# Written request
For the records that follow, return only the count of lines containing the string "color".
━━━━━ Entries provided ━━━━━
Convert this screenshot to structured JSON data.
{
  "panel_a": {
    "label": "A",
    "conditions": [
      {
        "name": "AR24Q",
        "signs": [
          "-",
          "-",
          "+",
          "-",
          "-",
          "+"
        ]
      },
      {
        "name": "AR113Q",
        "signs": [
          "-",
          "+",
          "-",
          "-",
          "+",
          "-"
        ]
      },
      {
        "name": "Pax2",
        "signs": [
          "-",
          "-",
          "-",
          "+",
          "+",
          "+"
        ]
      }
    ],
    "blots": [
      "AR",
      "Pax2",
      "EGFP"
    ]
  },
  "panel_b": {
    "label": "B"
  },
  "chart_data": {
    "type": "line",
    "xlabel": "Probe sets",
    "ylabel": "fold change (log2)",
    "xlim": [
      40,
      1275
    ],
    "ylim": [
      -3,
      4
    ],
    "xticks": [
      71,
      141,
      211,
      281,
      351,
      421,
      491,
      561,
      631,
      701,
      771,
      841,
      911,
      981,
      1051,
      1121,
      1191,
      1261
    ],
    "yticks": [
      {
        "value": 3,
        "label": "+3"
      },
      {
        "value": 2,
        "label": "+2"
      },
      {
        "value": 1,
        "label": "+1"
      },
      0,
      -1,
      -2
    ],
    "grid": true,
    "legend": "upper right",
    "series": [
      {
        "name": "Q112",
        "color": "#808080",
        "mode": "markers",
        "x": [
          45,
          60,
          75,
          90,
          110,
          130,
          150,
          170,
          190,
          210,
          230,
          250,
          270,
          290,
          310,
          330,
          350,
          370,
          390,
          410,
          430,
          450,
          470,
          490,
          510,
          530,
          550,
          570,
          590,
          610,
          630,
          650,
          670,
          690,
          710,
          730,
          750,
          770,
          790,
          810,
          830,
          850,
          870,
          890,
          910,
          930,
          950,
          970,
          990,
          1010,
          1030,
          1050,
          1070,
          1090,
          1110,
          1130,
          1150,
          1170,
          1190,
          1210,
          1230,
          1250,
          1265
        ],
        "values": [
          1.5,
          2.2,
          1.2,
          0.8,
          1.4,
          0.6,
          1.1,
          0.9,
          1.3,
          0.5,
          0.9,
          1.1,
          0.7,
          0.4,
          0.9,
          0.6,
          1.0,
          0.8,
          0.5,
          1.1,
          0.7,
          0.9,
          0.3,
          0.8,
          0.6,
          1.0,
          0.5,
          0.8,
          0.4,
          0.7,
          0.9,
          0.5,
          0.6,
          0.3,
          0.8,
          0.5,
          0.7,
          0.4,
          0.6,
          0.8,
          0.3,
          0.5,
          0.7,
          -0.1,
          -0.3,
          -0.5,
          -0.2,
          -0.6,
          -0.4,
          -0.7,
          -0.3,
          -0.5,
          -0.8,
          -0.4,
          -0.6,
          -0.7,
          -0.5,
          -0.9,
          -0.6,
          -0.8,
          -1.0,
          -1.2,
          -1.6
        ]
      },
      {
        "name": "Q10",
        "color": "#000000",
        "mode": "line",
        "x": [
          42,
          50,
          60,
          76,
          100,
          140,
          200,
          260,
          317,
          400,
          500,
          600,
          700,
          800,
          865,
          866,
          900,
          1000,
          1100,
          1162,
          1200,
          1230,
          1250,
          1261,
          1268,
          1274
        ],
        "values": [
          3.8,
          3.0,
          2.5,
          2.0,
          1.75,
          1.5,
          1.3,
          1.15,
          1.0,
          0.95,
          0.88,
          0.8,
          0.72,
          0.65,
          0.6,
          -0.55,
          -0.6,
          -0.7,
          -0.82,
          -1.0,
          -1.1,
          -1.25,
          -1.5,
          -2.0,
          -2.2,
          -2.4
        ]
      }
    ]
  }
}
━━━━━
━━━━━ Entries provided ━━━━━
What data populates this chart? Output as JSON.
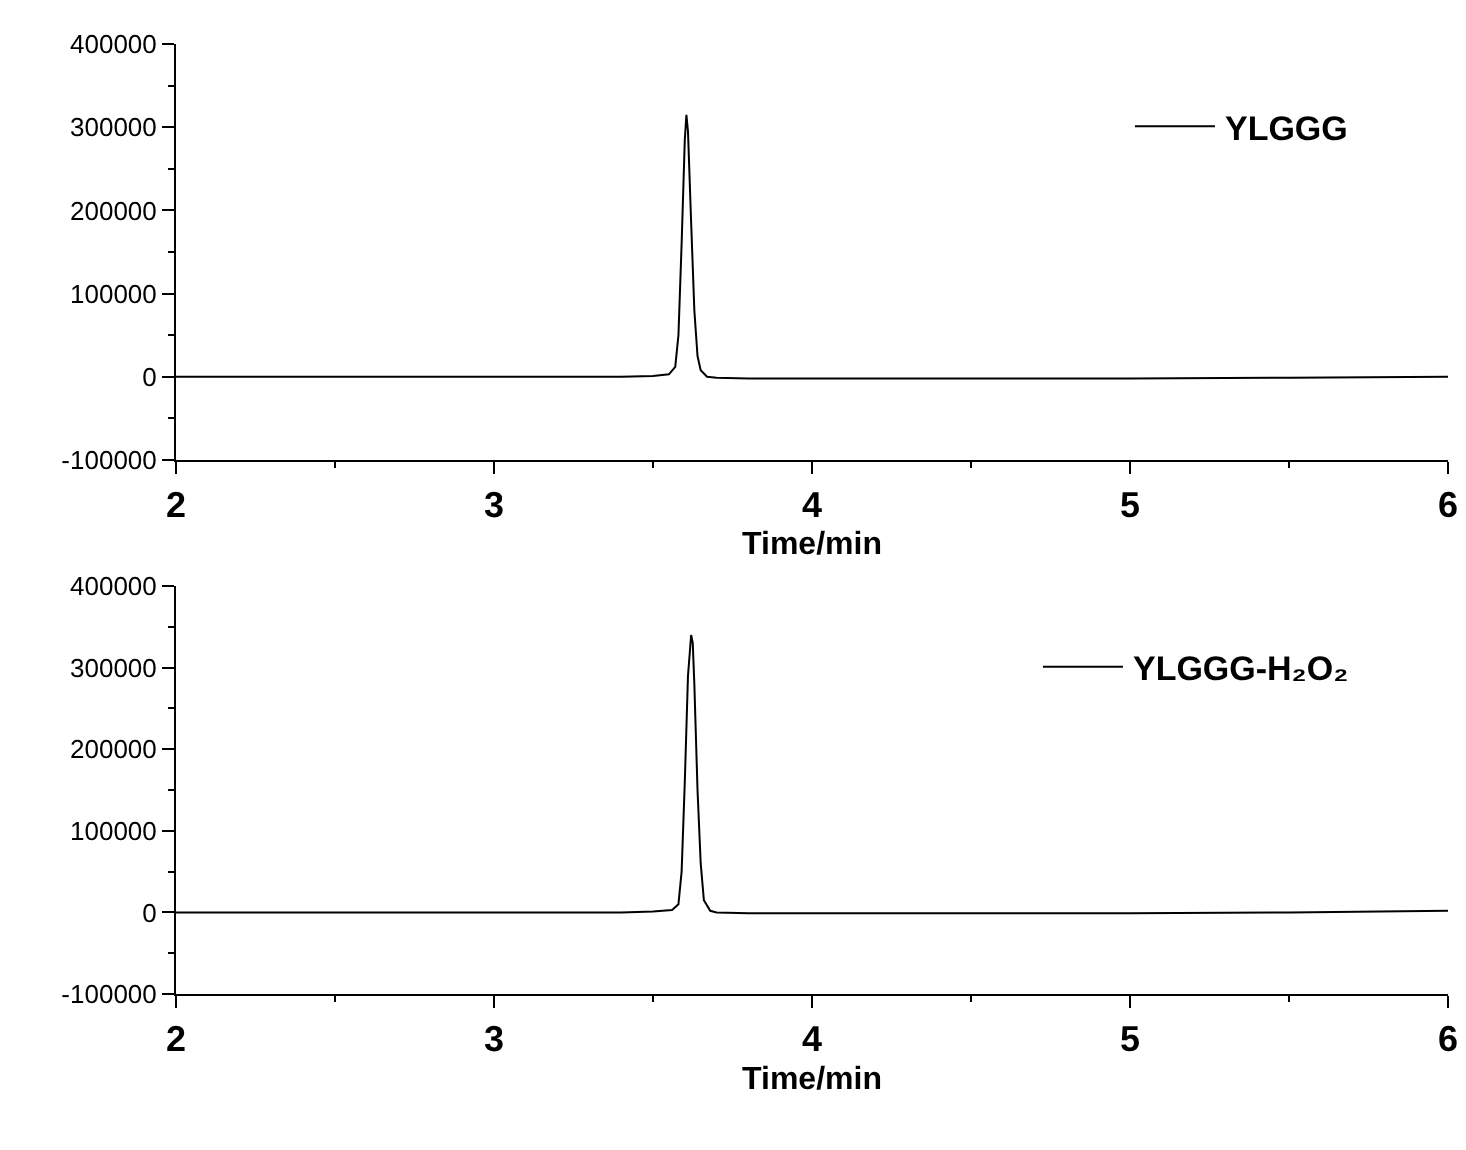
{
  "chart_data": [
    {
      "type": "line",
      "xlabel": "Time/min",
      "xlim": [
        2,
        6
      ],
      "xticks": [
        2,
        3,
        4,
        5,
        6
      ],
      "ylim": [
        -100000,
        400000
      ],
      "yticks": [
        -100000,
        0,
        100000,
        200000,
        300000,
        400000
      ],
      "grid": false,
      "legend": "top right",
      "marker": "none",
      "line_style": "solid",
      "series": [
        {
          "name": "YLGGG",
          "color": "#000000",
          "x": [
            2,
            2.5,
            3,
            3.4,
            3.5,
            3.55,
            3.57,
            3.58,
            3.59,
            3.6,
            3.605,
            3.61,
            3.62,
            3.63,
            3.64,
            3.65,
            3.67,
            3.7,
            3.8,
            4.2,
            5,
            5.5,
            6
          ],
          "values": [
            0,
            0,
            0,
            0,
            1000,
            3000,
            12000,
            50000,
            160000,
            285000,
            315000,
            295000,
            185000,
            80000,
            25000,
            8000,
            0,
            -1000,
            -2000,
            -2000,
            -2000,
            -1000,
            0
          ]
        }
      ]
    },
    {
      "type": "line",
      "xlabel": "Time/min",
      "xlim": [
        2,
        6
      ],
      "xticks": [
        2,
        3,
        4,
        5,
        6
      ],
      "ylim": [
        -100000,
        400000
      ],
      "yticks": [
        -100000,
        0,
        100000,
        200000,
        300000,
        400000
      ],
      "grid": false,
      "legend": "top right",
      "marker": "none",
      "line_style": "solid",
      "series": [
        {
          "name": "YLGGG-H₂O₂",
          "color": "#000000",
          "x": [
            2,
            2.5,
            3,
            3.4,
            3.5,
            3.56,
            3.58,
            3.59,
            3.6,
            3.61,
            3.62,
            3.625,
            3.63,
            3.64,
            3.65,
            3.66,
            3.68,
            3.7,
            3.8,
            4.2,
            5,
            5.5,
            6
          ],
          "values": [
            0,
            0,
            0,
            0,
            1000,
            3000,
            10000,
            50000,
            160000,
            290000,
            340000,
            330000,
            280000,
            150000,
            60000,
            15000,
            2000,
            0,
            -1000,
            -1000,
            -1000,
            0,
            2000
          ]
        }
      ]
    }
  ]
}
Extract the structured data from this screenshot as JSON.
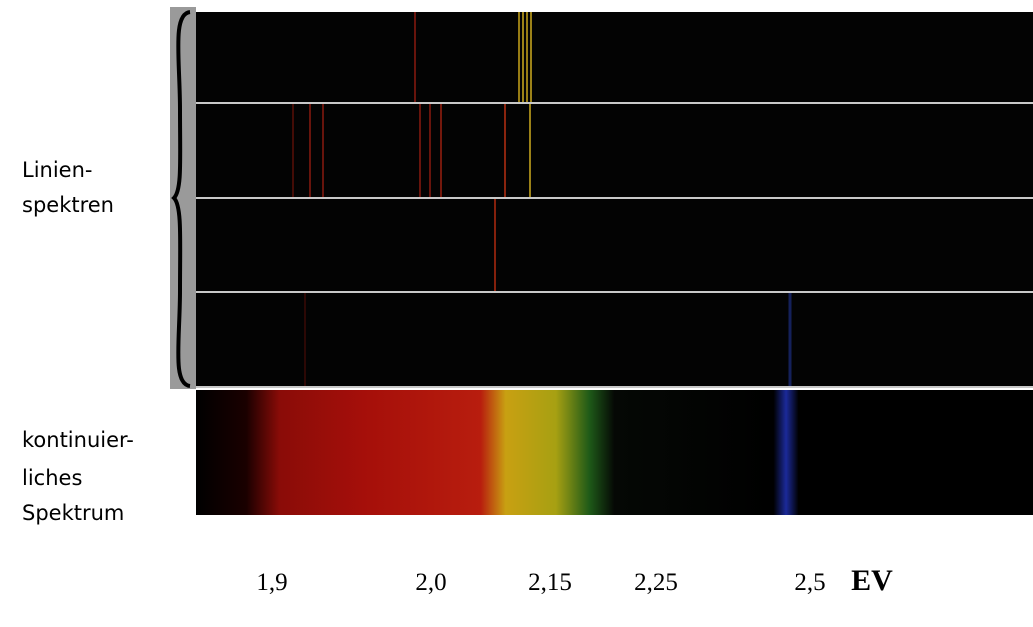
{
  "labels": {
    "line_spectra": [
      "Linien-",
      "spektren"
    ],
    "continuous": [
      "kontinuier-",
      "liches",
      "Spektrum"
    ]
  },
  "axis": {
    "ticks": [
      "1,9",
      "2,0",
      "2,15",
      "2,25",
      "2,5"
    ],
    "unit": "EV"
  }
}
━━━━━
# Exercise answer
4